## Task directions
Please count the lines below that contain the word "intends", and reply with that number alone.

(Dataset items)

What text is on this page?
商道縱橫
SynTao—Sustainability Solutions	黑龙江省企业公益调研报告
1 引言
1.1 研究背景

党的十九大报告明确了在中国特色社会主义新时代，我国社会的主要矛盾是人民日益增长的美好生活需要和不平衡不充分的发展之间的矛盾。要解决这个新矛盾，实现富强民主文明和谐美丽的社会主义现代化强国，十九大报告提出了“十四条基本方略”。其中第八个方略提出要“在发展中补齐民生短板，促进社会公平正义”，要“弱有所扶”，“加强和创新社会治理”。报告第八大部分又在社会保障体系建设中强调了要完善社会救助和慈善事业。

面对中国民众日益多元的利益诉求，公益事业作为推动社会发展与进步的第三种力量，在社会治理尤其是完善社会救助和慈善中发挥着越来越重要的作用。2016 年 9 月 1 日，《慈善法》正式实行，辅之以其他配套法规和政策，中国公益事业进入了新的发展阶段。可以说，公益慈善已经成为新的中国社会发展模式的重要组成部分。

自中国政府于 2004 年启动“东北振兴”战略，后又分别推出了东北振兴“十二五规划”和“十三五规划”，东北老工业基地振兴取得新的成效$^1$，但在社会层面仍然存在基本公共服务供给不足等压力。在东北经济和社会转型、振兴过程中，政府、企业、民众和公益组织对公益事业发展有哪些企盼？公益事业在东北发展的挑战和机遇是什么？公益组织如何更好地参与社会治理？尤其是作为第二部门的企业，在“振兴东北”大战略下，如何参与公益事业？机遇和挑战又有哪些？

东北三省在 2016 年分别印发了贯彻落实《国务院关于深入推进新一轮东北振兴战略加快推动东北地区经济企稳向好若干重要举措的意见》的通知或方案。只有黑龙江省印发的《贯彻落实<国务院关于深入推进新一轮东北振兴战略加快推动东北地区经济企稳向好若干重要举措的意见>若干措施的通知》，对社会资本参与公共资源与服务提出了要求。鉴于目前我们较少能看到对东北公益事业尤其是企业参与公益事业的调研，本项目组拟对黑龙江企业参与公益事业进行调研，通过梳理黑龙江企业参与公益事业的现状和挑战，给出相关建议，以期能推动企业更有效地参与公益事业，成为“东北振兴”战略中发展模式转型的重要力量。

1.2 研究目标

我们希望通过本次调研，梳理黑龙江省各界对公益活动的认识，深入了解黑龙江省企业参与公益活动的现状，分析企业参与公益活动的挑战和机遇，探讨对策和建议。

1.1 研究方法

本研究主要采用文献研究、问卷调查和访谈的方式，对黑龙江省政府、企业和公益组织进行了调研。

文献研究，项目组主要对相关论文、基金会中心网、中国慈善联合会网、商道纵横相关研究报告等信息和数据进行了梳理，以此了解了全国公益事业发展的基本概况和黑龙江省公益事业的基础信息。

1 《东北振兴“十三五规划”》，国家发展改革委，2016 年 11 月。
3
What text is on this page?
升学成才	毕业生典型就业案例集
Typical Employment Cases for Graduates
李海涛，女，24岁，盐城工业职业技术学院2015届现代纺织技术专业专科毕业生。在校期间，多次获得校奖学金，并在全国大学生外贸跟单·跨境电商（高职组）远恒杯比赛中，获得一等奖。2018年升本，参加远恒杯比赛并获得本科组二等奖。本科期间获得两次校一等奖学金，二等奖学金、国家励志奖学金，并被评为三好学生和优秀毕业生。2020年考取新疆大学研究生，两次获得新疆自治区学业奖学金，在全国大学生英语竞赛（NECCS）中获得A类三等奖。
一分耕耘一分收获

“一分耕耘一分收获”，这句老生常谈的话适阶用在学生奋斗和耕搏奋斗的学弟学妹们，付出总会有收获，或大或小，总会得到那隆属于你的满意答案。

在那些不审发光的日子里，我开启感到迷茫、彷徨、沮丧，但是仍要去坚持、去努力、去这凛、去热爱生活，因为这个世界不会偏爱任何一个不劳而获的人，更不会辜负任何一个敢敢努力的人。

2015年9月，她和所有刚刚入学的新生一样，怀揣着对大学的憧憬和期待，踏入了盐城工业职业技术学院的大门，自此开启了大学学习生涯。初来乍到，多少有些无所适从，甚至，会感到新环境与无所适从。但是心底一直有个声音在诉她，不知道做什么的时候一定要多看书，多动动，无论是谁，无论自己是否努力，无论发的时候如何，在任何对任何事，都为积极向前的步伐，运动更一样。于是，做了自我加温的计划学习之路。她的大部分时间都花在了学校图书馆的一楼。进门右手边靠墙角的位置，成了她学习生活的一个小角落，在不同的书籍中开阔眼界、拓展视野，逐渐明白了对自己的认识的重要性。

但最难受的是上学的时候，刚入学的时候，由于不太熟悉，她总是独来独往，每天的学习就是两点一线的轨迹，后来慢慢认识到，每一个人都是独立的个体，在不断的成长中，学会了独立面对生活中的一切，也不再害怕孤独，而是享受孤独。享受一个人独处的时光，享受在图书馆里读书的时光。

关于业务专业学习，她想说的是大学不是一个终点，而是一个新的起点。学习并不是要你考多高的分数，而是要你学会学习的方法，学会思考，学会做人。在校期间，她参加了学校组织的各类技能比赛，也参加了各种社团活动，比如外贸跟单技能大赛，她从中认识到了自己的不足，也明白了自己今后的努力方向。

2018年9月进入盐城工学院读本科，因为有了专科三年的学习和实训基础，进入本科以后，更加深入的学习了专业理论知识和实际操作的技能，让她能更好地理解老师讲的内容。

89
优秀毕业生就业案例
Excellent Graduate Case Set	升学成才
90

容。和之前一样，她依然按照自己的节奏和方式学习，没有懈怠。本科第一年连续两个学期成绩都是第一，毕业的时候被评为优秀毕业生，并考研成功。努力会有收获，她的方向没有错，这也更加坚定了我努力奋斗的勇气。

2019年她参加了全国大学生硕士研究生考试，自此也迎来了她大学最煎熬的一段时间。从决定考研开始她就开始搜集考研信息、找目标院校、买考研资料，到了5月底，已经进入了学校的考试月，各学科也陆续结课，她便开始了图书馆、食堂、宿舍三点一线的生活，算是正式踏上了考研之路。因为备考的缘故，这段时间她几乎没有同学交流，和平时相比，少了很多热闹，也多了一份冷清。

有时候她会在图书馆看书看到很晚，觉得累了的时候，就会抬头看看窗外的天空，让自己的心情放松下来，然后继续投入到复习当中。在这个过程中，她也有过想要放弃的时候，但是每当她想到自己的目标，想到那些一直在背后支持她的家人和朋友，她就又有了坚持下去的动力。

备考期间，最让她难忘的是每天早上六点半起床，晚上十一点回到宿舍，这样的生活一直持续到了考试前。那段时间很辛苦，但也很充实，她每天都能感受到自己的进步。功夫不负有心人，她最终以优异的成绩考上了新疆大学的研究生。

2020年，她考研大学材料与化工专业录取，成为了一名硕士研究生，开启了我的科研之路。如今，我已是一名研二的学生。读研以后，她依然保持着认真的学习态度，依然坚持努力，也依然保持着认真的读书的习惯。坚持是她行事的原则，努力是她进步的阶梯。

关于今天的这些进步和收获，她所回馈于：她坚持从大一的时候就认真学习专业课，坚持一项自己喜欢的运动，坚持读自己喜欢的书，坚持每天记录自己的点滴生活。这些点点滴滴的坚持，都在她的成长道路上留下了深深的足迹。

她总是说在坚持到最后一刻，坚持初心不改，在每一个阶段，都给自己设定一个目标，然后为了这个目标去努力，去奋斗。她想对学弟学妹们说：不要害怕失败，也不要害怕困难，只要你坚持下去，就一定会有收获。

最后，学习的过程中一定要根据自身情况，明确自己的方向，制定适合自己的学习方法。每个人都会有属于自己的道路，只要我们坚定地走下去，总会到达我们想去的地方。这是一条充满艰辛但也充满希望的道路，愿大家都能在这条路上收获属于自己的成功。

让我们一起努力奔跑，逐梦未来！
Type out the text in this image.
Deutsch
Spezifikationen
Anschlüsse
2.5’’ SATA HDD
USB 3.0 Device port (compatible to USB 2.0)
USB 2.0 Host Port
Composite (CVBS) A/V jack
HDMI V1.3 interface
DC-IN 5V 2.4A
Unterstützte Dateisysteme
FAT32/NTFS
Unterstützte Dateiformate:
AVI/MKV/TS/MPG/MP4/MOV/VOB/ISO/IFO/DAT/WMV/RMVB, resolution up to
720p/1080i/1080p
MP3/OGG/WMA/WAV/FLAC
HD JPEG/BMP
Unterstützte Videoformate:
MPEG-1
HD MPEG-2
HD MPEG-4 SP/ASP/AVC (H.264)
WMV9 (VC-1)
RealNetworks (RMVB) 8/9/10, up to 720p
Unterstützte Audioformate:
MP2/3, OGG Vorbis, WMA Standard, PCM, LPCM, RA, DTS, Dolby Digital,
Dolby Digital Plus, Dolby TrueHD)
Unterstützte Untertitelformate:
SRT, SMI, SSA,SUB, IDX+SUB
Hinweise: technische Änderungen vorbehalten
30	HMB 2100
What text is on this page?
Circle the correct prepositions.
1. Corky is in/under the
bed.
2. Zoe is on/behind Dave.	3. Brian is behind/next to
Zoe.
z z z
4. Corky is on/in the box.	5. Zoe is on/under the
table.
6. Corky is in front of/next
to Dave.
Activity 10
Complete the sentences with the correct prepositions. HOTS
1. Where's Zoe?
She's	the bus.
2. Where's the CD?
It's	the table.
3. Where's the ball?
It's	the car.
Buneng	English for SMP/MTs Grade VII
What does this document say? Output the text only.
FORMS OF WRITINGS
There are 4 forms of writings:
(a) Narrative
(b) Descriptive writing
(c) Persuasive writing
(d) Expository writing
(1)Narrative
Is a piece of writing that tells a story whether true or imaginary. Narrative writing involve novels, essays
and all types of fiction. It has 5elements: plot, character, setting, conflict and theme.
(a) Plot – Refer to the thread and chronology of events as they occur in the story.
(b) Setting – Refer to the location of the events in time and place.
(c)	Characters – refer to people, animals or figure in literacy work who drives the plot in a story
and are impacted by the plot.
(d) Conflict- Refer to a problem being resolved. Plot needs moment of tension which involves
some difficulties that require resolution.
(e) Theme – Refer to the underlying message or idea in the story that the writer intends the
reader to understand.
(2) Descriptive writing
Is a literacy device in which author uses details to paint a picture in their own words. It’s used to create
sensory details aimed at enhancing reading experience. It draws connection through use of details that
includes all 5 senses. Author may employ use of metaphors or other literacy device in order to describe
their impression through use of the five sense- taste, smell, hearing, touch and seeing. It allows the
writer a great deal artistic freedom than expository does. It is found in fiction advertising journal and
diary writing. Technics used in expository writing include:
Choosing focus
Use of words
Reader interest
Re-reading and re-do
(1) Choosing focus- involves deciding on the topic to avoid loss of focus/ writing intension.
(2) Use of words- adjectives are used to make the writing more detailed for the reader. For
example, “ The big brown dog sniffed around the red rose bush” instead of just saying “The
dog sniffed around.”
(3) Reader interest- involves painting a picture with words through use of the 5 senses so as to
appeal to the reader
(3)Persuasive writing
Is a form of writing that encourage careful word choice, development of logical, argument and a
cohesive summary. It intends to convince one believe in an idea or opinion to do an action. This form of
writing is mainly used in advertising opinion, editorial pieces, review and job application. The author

## Output of the exercise
2